**Short task**
Count the lines containing "March". Give the number alone.
■ ■ ■
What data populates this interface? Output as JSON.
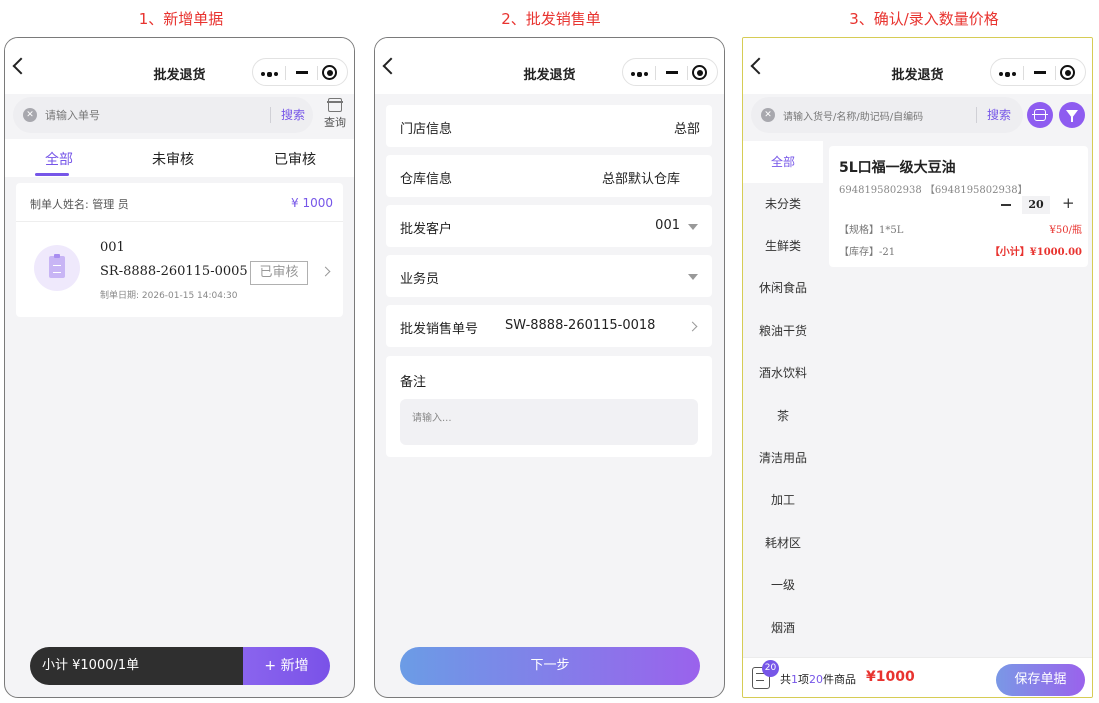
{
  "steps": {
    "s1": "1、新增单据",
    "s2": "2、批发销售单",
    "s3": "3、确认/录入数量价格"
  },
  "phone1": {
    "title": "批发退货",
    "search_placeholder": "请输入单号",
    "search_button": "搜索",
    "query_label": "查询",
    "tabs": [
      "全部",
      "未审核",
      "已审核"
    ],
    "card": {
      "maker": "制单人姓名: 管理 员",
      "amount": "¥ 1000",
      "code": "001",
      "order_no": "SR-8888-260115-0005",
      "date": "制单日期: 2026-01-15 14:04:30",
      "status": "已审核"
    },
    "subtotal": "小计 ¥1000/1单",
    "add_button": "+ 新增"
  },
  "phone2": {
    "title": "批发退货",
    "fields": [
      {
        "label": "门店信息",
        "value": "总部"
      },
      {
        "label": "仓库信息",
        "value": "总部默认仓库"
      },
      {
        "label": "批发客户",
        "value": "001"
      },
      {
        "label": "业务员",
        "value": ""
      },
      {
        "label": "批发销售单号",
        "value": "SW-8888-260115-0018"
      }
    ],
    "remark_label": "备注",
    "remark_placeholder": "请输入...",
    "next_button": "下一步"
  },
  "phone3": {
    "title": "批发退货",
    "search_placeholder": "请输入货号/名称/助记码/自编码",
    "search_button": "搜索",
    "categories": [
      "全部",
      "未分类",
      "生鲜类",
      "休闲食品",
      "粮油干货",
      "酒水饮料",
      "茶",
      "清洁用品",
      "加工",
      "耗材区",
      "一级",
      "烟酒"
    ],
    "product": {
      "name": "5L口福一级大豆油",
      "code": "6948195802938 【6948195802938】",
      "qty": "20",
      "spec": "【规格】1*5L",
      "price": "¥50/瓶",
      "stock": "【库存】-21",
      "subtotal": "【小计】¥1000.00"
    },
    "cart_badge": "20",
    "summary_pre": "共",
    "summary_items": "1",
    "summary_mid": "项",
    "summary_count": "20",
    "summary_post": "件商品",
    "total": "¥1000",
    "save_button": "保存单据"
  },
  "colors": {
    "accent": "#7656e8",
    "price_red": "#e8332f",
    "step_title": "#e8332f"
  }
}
■ ■ ■
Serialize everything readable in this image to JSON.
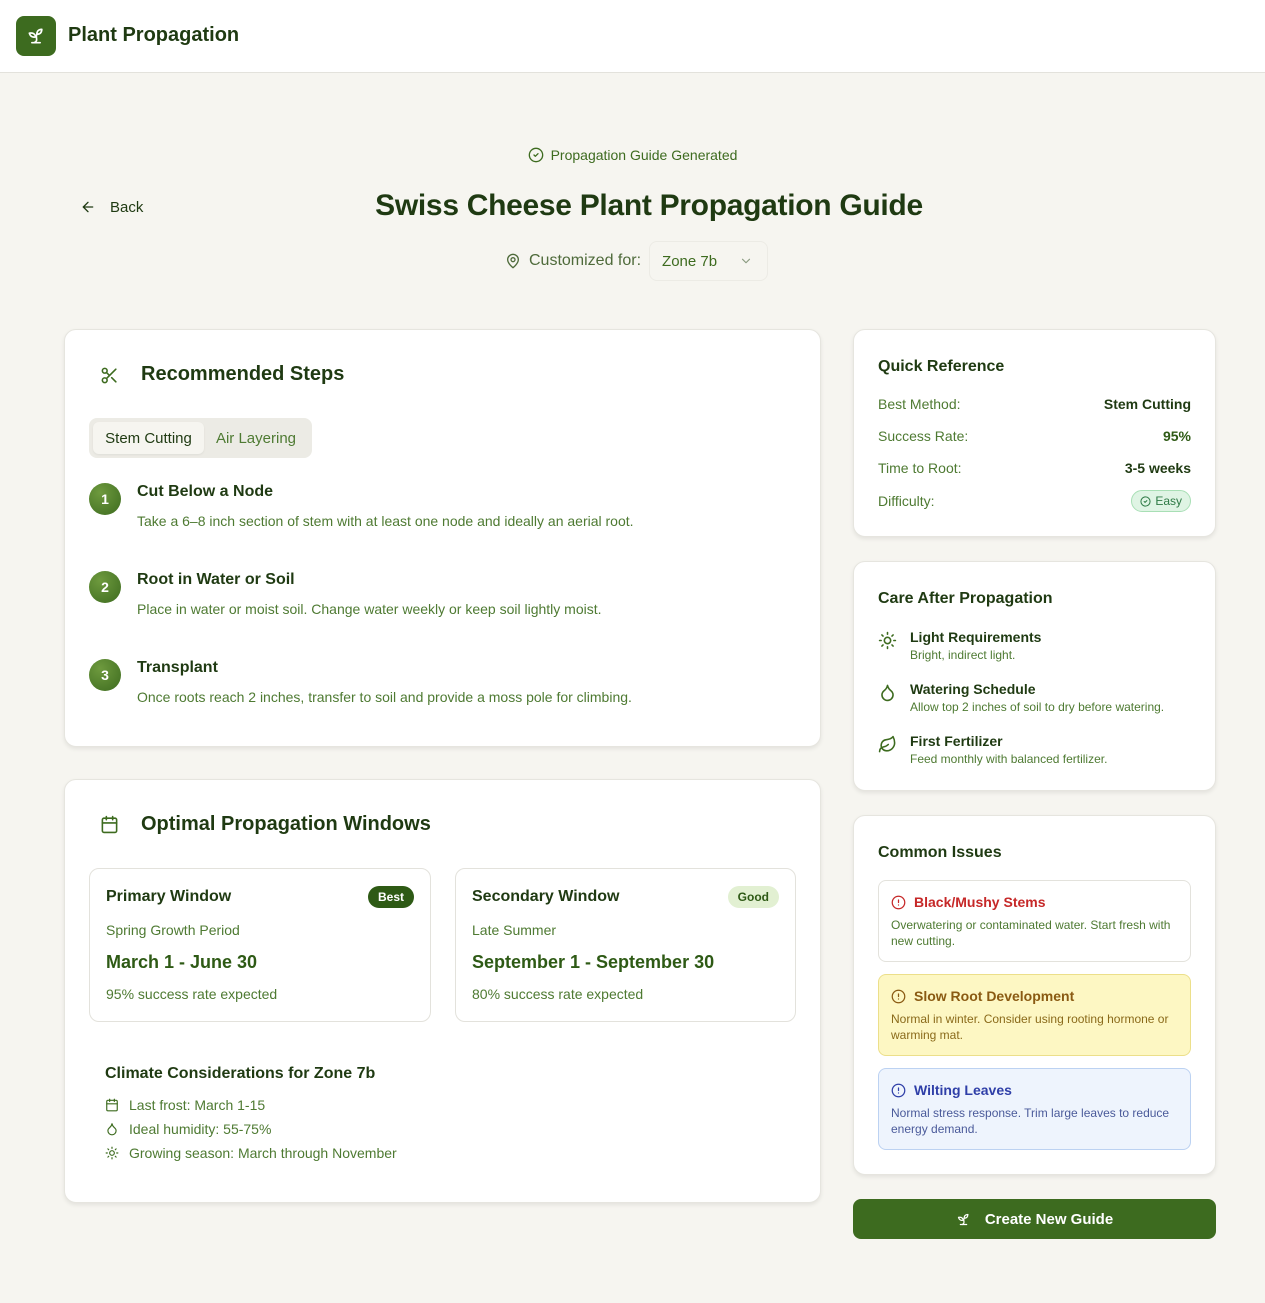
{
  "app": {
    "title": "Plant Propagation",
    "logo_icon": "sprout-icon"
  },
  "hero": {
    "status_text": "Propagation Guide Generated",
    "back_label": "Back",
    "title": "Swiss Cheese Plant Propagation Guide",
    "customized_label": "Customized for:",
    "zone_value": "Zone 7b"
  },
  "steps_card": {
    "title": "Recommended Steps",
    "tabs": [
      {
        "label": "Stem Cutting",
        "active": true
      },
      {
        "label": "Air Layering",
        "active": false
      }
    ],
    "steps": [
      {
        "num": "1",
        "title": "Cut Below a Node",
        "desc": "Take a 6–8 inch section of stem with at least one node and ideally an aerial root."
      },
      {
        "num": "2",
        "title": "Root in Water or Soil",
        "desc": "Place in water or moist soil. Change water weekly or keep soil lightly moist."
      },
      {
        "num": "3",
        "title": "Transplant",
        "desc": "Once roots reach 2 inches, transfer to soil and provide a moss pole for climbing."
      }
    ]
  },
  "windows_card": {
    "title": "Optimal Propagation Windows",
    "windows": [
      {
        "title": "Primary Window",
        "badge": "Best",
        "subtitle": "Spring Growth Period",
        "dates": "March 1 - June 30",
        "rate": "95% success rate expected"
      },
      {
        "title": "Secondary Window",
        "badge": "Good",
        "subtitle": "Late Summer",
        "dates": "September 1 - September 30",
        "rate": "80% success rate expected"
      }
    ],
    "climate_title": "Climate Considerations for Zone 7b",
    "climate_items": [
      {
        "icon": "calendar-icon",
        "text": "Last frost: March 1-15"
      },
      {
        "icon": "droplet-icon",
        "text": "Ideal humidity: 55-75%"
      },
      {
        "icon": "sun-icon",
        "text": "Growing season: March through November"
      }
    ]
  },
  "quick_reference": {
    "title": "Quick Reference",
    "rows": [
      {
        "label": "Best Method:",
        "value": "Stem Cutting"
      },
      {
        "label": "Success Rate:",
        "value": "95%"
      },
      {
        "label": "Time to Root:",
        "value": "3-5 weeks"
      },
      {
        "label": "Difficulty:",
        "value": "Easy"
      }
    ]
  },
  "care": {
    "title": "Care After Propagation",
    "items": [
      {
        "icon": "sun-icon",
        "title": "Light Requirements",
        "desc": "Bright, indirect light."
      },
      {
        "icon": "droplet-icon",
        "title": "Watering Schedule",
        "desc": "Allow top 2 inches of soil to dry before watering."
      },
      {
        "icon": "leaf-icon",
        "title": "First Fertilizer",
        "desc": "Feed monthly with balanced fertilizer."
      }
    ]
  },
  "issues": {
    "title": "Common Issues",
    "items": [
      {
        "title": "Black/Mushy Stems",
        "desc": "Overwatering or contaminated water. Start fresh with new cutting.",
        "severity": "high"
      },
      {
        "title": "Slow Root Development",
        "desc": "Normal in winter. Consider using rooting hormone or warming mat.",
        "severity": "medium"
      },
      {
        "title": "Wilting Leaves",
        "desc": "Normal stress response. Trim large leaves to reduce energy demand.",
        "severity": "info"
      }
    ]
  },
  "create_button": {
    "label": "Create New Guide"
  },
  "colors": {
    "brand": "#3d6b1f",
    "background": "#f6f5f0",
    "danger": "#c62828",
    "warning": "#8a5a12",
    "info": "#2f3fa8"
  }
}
■ ■ ■
**Completed task**
3